Hi thank you very much for the reply,

if i am not wrong, this is the one equivalent to your sed command

Code:
echo "(ab.) (bigone) (1) (2) (3)" | sed -e "s/)/)\n/g;s/^.*(//;s/).*//;/^$/d"
and since you had used,
"s/^.*(//"

everything till 3 would be stripped off.

Could you please explain the output?

I dont think we would get all the characters within '(' and ')'
 
Old 01-08-2007, 01:14 AM   #9
makyo
Member
 
Registered: Aug 2006
Location: Saint Paul, MN, USA
Distribution: {Free,Open}BSD, CentOS, Debian, Fedora, Solaris, SuSE
Posts: 719

Rep: Reputation: 72
Hi, kshkid.

The reason I used 2 sed commands is because the first one is necessary to break the strings onto separate lines, which then feeds the second sed. If the two sed commands are combined into one, then you will have inserted an embedded newline after each ")", but the embedded newline is just another character to the matching engine, so the greedy match will span the longest string of characters, which is up to the "3".

It's possible that you could do the entire operation with one sed command by making use of the hold space, but that would add complexity. I did not investigate that possibility.
* * *
**JOBS:**
**a.** From the sed thread, copy the text from "Hi thank you" up to and including "explain the output?".
**b.** List each string inside a pair of parentheses in the echo command of the sed thread.

(Element location data)
* * *
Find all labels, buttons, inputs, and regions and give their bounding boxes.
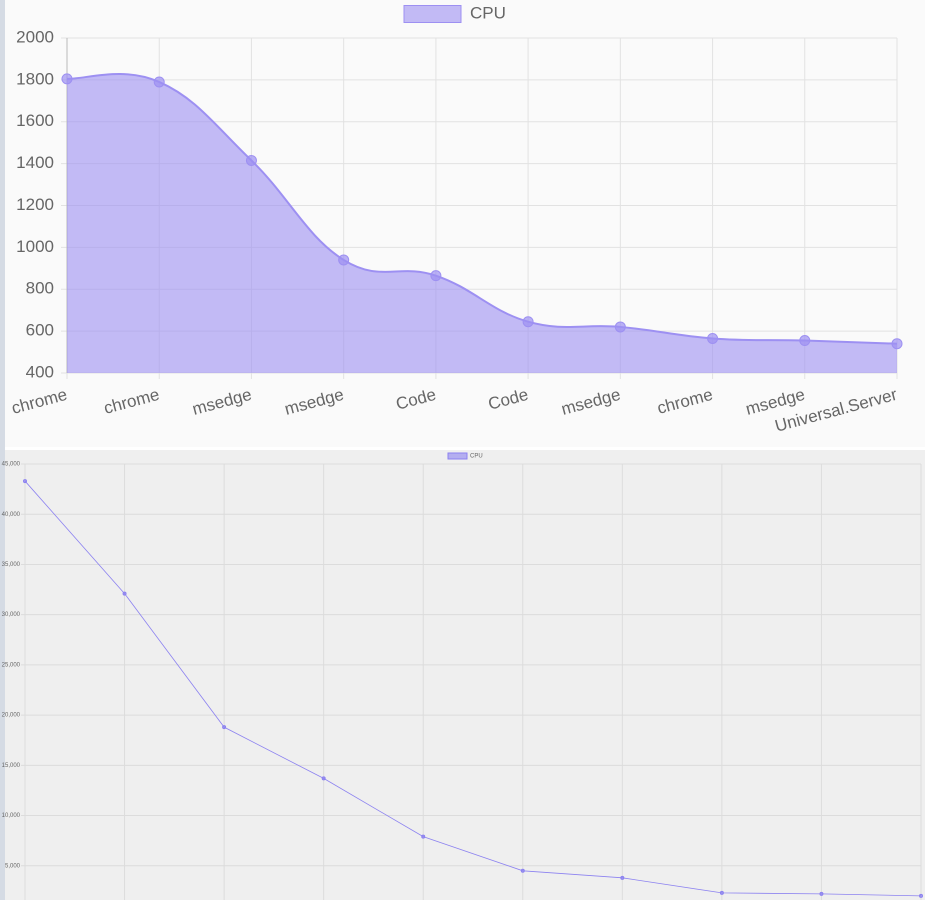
point bbox=[520, 868, 525, 873]
point bbox=[153, 76, 165, 88]
area bbox=[67, 73, 897, 373]
line bbox=[66, 72, 898, 345]
y-tick-label: 1600 bbox=[16, 111, 54, 130]
y-tick-label: 45,000 bbox=[2, 462, 21, 468]
point bbox=[222, 725, 227, 730]
y-tick-label: 1000 bbox=[16, 237, 54, 256]
y-tick-label: 5,000 bbox=[5, 863, 21, 869]
y-tick-label: 400 bbox=[26, 362, 54, 381]
point bbox=[430, 270, 442, 282]
legend-label: CPU bbox=[470, 3, 506, 22]
point bbox=[321, 776, 326, 781]
line bbox=[24, 480, 922, 897]
y-tick-label: 15,000 bbox=[2, 763, 21, 769]
point bbox=[61, 73, 73, 85]
y-tick-label: 35,000 bbox=[2, 562, 21, 568]
point bbox=[614, 321, 626, 333]
legend-swatch bbox=[403, 5, 462, 23]
y-tick-label: 20,000 bbox=[2, 713, 21, 719]
point bbox=[421, 834, 426, 839]
legend-swatch bbox=[447, 452, 468, 460]
legend-label: CPU bbox=[470, 454, 483, 460]
window-edge bbox=[0, 0, 5, 900]
point bbox=[891, 338, 903, 350]
y-tick-label: 1800 bbox=[16, 69, 54, 88]
point bbox=[23, 479, 27, 484]
point bbox=[522, 316, 534, 328]
y-tick-label: 600 bbox=[26, 321, 54, 340]
point bbox=[919, 893, 923, 898]
y-tick-label: 1400 bbox=[16, 153, 54, 172]
point bbox=[707, 332, 719, 344]
y-tick-label: 30,000 bbox=[2, 612, 21, 618]
chart-2-background bbox=[0, 450, 925, 900]
point bbox=[338, 254, 350, 266]
point bbox=[122, 591, 127, 596]
point bbox=[245, 154, 257, 166]
y-tick-label: 2000 bbox=[16, 27, 54, 46]
point bbox=[819, 891, 824, 896]
point bbox=[620, 875, 625, 880]
y-tick-label: 800 bbox=[26, 279, 54, 298]
y-tick-label: 40,000 bbox=[2, 512, 21, 518]
point bbox=[799, 335, 811, 347]
point bbox=[719, 890, 724, 895]
y-tick-label: 1200 bbox=[16, 195, 54, 214]
y-tick-label: 25,000 bbox=[2, 662, 21, 668]
y-tick-label: 10,000 bbox=[2, 813, 21, 819]
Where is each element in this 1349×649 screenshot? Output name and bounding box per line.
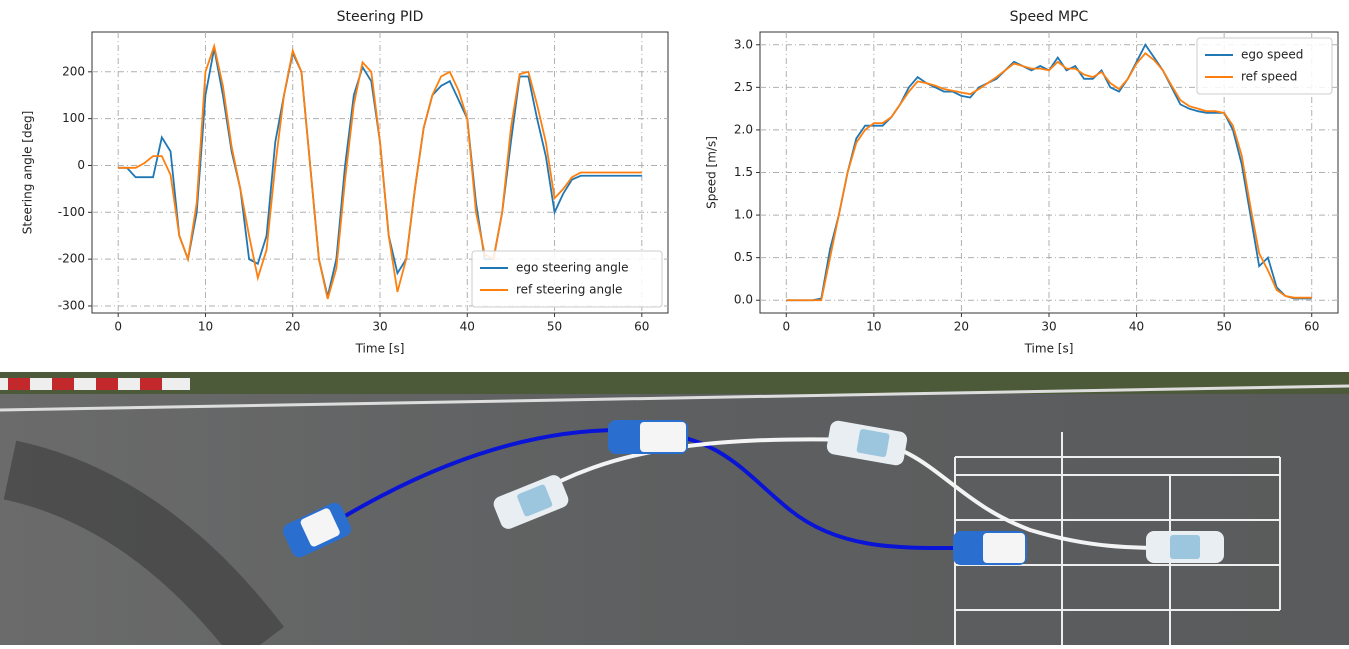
y-tick-label: 100 [62,111,85,125]
x-tick-label: 30 [372,320,387,334]
y-tick-label: 0.0 [734,293,753,307]
y-tick-label: 3.0 [734,37,753,51]
y-tick-label: 1.0 [734,208,753,222]
legend-label: ego speed [1241,48,1303,62]
grass [0,372,1349,394]
x-tick-label: 60 [634,320,649,334]
legend-label: ref steering angle [516,283,622,297]
x-tick-label: 0 [782,320,790,334]
x-tick-label: 40 [1129,320,1144,334]
chart-title: Speed MPC [1010,9,1089,25]
legend-label: ego steering angle [516,261,628,275]
track-photo [0,372,1349,649]
y-tick-label: 2.5 [734,80,753,94]
x-axis-label: Time [s] [1024,342,1074,356]
y-tick-label: -300 [58,298,85,312]
x-tick-label: 50 [1217,320,1232,334]
curb-stripes [8,378,162,390]
ref-path [528,437,1181,550]
y-axis-label: Steering angle [deg] [21,111,35,234]
x-tick-label: 20 [954,320,969,334]
series-line [118,42,642,300]
legend-box [471,250,663,308]
x-tick-label: 0 [114,320,122,334]
y-tick-label: 0 [77,158,85,172]
x-tick-label: 20 [285,320,300,334]
track-line [0,384,1349,412]
x-axis-label: Time [s] [355,342,405,356]
y-tick-label: 0.5 [734,250,753,264]
y-tick-label: -200 [58,252,85,266]
legend-box [1196,37,1333,95]
chart-title: Steering PID [337,9,424,25]
y-tick-label: 1.5 [734,165,753,179]
series-line [786,52,1312,302]
x-tick-label: 10 [866,320,881,334]
x-tick-label: 10 [198,320,213,334]
tire-marks [3,440,284,649]
y-tick-label: -100 [58,205,85,219]
y-tick-label: 2.0 [734,122,753,136]
cars [283,420,1224,565]
legend-label: ref speed [1241,70,1297,84]
x-tick-label: 30 [1041,320,1056,334]
y-axis-label: Speed [m/s] [705,136,719,209]
y-tick-label: 200 [62,64,85,78]
x-tick-label: 40 [460,320,475,334]
x-tick-label: 60 [1304,320,1319,334]
x-tick-label: 50 [547,320,562,334]
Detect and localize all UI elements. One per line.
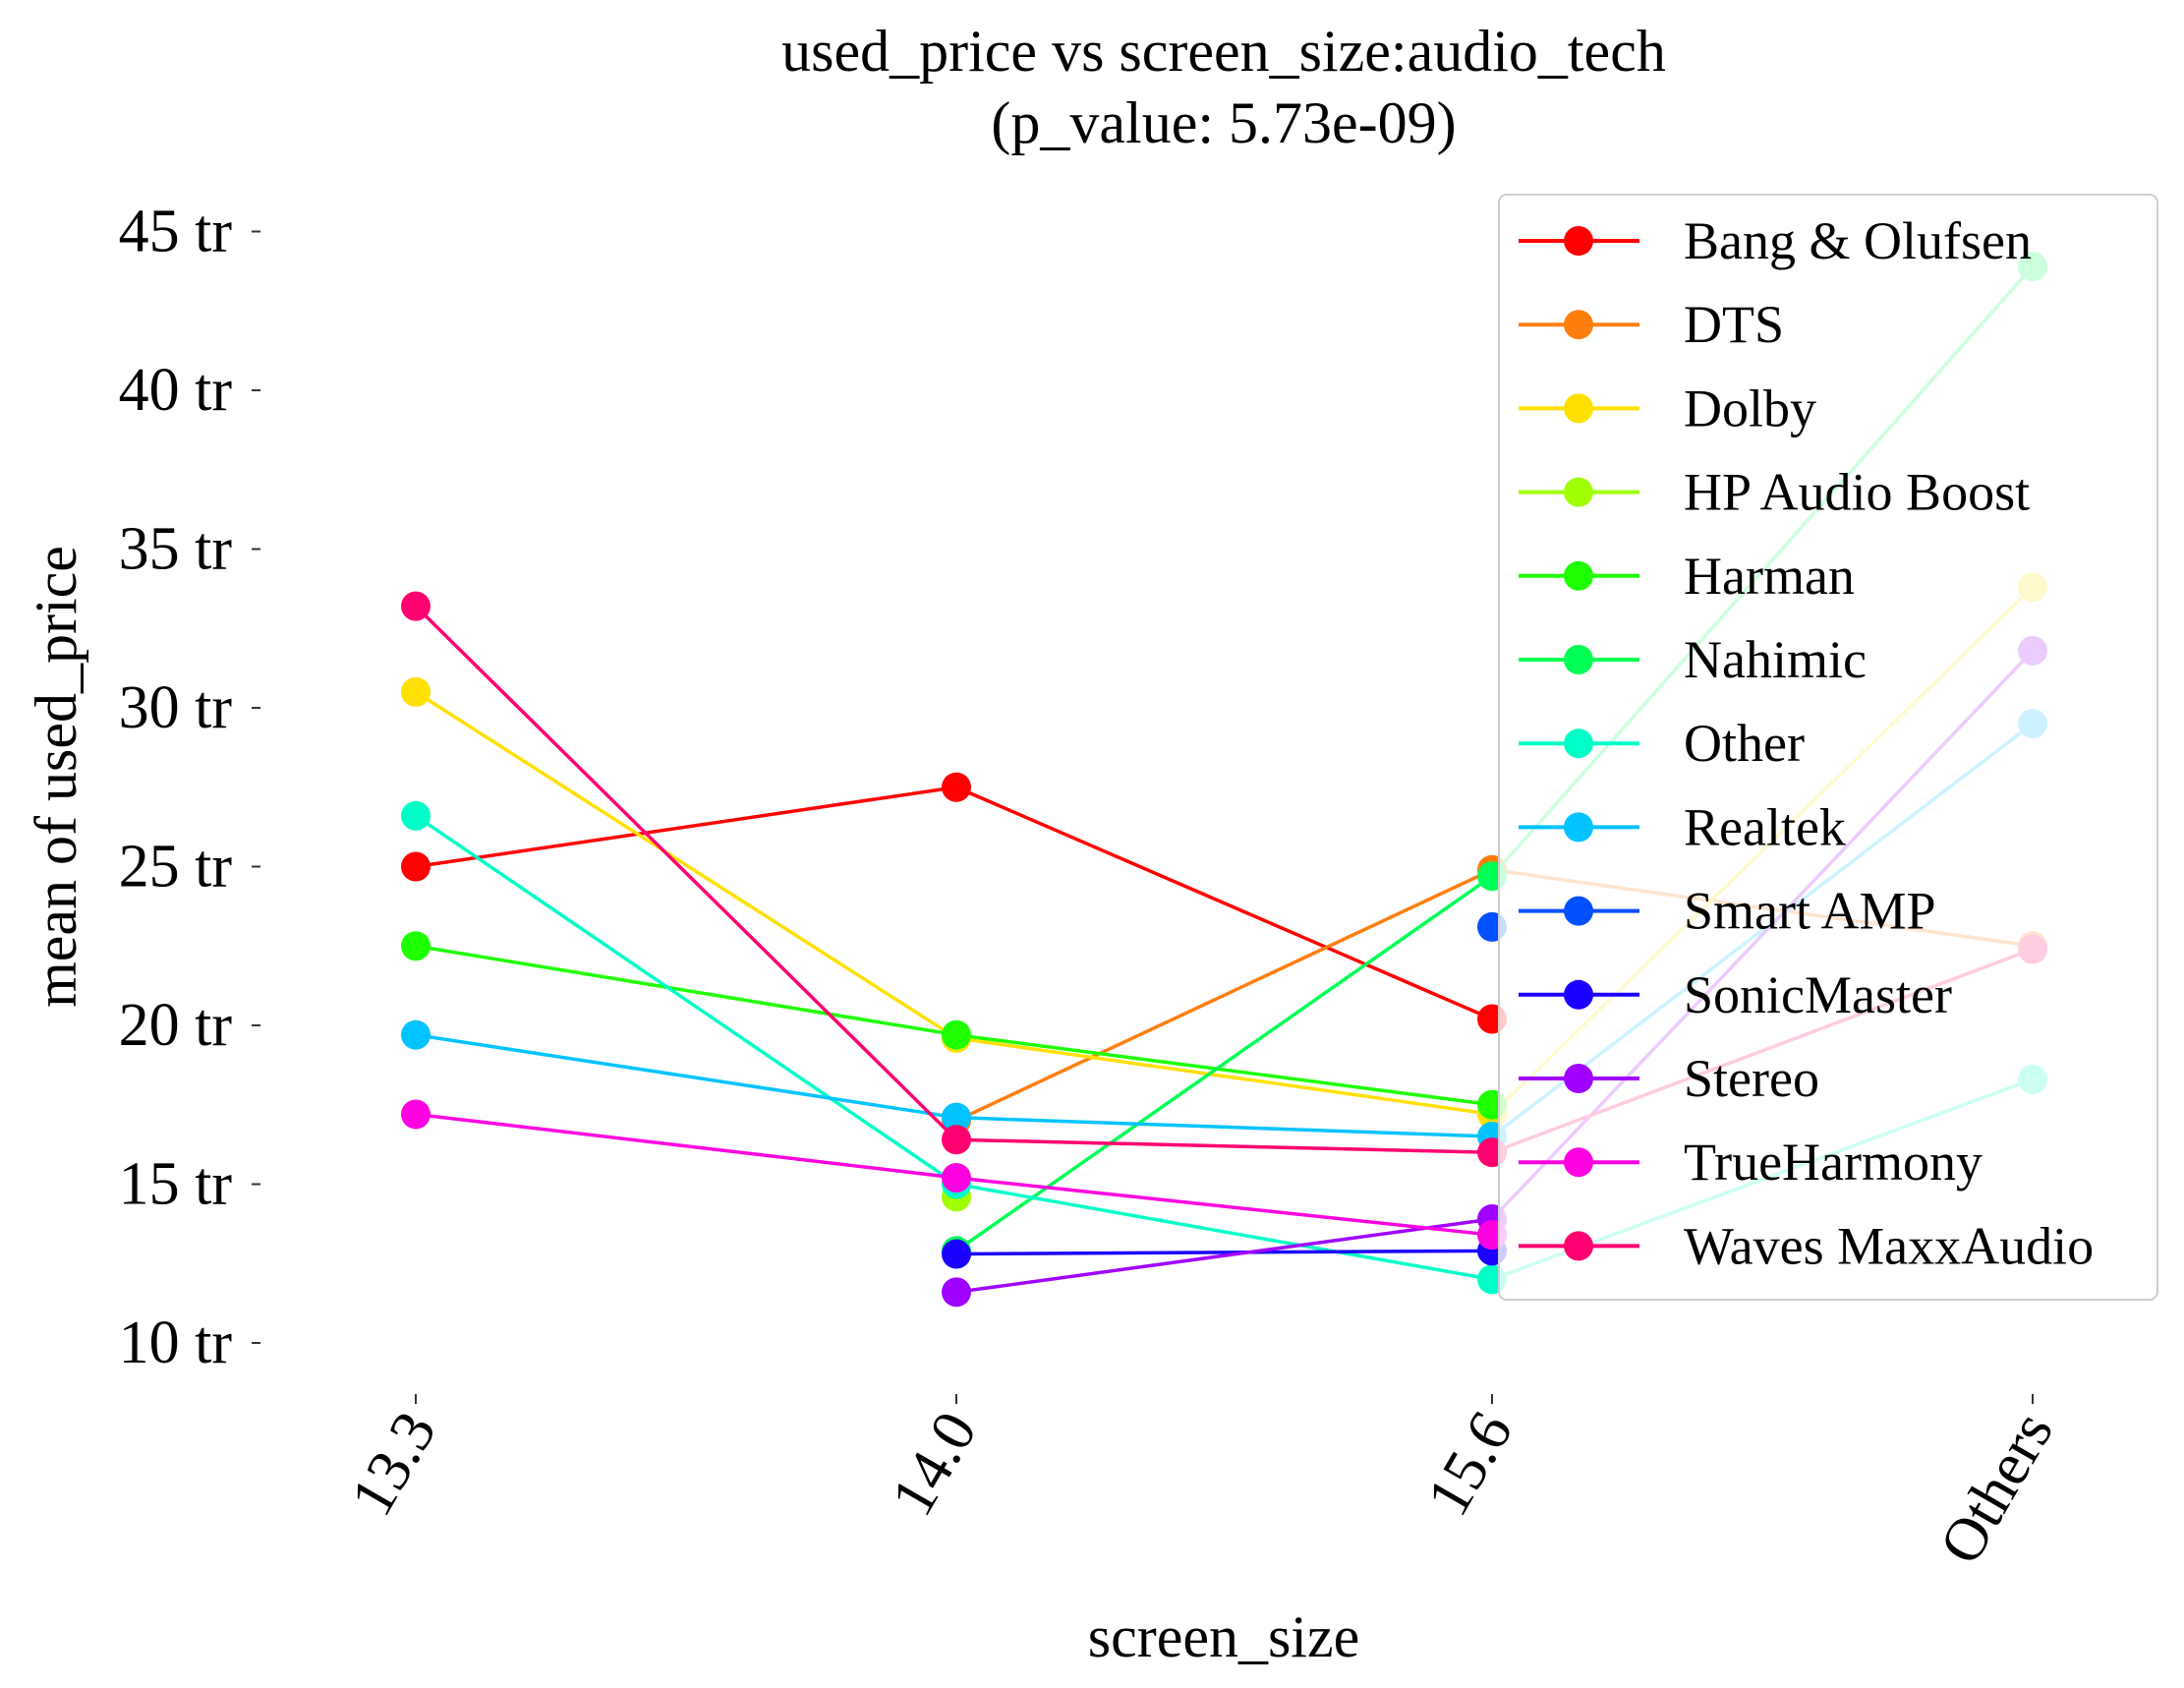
legend-item: Harman <box>1519 547 1855 606</box>
legend-marker <box>1564 896 1593 926</box>
legend-item: Dolby <box>1519 378 1816 437</box>
series-line <box>955 1032 1493 1107</box>
series-line <box>955 868 1493 1123</box>
data-point <box>401 676 431 707</box>
chart-subtitle: (p_value: 5.73e-09) <box>991 90 1456 155</box>
series-line <box>415 814 957 1186</box>
y-tick-label: 30 tr <box>119 674 233 741</box>
y-axis-label: mean of used_price <box>24 546 88 1008</box>
data-point <box>401 851 431 882</box>
legend-label: Dolby <box>1684 378 1816 437</box>
series-line <box>414 605 958 1141</box>
legend-item: Bang & Olufsen <box>1519 211 2032 270</box>
y-axis: 10 tr 15 tr 20 tr 25 tr 30 tr 35 tr 40 tr 45 tr <box>119 199 260 1376</box>
series-line <box>415 944 957 1037</box>
legend-label: Other <box>1684 714 1805 773</box>
x-axis-label: screen_size <box>1088 1604 1360 1669</box>
x-tick-label: 15.6 <box>1414 1401 1525 1527</box>
legend: Bang & Olufsen DTS Dolby HP Audio Boost Harm… <box>1498 194 2158 1301</box>
legend-item: DTS <box>1519 295 1784 354</box>
series-line <box>415 786 957 869</box>
series-line <box>955 1137 1493 1154</box>
series-line <box>955 1176 1493 1237</box>
series <box>942 1236 1507 1269</box>
legend-box <box>1498 194 2158 1301</box>
legend-label: SonicMaster <box>1684 965 1952 1024</box>
x-axis: 13.3 14.0 15.6 Others <box>338 1394 2066 1575</box>
data-point <box>942 772 971 802</box>
data-point <box>942 1277 971 1308</box>
legend-item: Nahimic <box>1519 630 1867 689</box>
data-point <box>942 1019 971 1050</box>
legend-label: Stereo <box>1684 1049 1819 1108</box>
series-line <box>415 1112 957 1180</box>
legend-marker <box>1564 310 1593 340</box>
y-tick-label: 45 tr <box>119 199 233 265</box>
legend-item: TrueHarmony <box>1519 1133 1983 1192</box>
data-point <box>401 1099 431 1130</box>
legend-marker <box>1564 477 1593 507</box>
legend-label: DTS <box>1684 295 1784 354</box>
x-tick-label: Others <box>1927 1401 2067 1575</box>
data-point <box>401 1019 431 1050</box>
series-line <box>415 690 957 1040</box>
legend-marker <box>1564 1147 1593 1178</box>
legend-item: Other <box>1519 714 1805 773</box>
legend-label: TrueHarmony <box>1684 1133 1983 1192</box>
y-tick-label: 40 tr <box>119 357 233 424</box>
legend-label: Waves MaxxAudio <box>1684 1216 2094 1275</box>
legend-item: Waves MaxxAudio <box>1519 1216 2094 1275</box>
y-tick-label: 20 tr <box>119 992 233 1059</box>
series <box>401 931 1507 1120</box>
legend-marker <box>1564 812 1593 843</box>
legend-label: HP Audio Boost <box>1684 463 2030 522</box>
data-point <box>401 800 431 831</box>
series-line <box>415 1032 957 1120</box>
legend-label: Nahimic <box>1684 630 1867 689</box>
data-point <box>942 1102 971 1133</box>
legend-marker <box>1564 226 1593 256</box>
legend-label: Smart AMP <box>1684 882 1936 941</box>
legend-label: Realtek <box>1684 797 1846 856</box>
legend-item: Stereo <box>1519 1049 1819 1108</box>
y-tick-label: 15 tr <box>119 1151 233 1218</box>
legend-item: Realtek <box>1519 797 1846 856</box>
series-line <box>955 786 1493 1021</box>
legend-marker <box>1564 1064 1593 1093</box>
legend-marker <box>1564 560 1593 591</box>
chart-title: used_price vs screen_size:audio_tech <box>781 19 1666 84</box>
legend-marker <box>1564 645 1593 674</box>
data-point <box>942 1125 971 1155</box>
series-line <box>955 1115 1493 1138</box>
series-line <box>955 1036 1493 1117</box>
series-line <box>955 1249 1493 1256</box>
legend-item: SonicMaster <box>1519 965 1952 1024</box>
y-tick-label: 10 tr <box>119 1310 233 1376</box>
legend-marker <box>1564 728 1593 759</box>
legend-marker <box>1564 979 1593 1010</box>
data-point <box>942 1239 971 1269</box>
legend-item: Smart AMP <box>1519 882 1936 941</box>
y-tick-label: 35 tr <box>119 516 233 583</box>
legend-marker <box>1564 393 1593 424</box>
series <box>401 772 1507 1034</box>
data-point <box>401 591 431 621</box>
series-line <box>955 1217 1493 1295</box>
series-line <box>955 1182 1493 1282</box>
legend-item: HP Audio Boost <box>1519 463 2030 522</box>
legend-marker <box>1564 1231 1593 1261</box>
x-tick-label: 13.3 <box>338 1401 449 1527</box>
series-line <box>954 874 1494 1252</box>
legend-label: Bang & Olufsen <box>1684 211 2032 270</box>
y-tick-label: 25 tr <box>119 834 233 901</box>
legend-label: Harman <box>1684 547 1855 606</box>
data-point <box>942 1163 971 1193</box>
data-point <box>401 931 431 961</box>
x-tick-label: 14.0 <box>879 1401 990 1527</box>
* * *
**EXERCISE ANSWERS:**
**a.**
Hi thank you very much for the reply,

if i am not wrong, this is the one equivalent to your sed command

Code:
echo "(ab.) (bigone) (1) (2) (3)" | sed -e "s/)/)\n/g;s/^.*(//;s/).*//;/^$/d"
and since you had used,
"s/^.*(//"

everything till 3 would be stripped off.

Could you please explain the output?

**b.**
- ab.
- bigone
- 1
- 2
- 3